[Dataset records]:

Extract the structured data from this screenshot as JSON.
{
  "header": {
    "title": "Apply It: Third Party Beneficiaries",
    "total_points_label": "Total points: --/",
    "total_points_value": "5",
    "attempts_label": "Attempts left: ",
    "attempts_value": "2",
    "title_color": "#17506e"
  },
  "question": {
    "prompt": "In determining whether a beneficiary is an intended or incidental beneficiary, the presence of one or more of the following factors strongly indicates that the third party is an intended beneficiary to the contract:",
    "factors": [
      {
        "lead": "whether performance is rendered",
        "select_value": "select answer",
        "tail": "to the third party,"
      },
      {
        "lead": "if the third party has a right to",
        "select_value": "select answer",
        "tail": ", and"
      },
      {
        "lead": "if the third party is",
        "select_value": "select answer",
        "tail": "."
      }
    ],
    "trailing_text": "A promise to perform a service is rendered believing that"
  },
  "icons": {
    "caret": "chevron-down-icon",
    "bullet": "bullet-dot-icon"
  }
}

[SET EXERCISE]: Exactly reproduce all of the entries above.

[OUTPUT]:
Extract the structured data from this screenshot as JSON.
{
  "header": {
    "title": "Apply It: Third Party Beneficiaries",
    "total_points_label": "Total points: --/",
    "total_points_value": "5",
    "attempts_label": "Attempts left: ",
    "attempts_value": "2",
    "title_color": "#17506e"
  },
  "question": {
    "prompt": "In determining whether a beneficiary is an intended or incidental beneficiary, the presence of one or more of the following factors strongly indicates that the third party is an intended beneficiary to the contract:",
    "factors": [
      {
        "lead": "whether performance is rendered",
        "select_value": "select answer",
        "tail": "to the third party,"
      },
      {
        "lead": "if the third party has a right to",
        "select_value": "select answer",
        "tail": ", and"
      },
      {
        "lead": "if the third party is",
        "select_value": "select answer",
        "tail": "."
      }
    ],
    "trailing_text": "A promise to perform a service is rendered believing that"
  },
  "icons": {
    "caret": "chevron-down-icon",
    "bullet": "bullet-dot-icon"
  }
}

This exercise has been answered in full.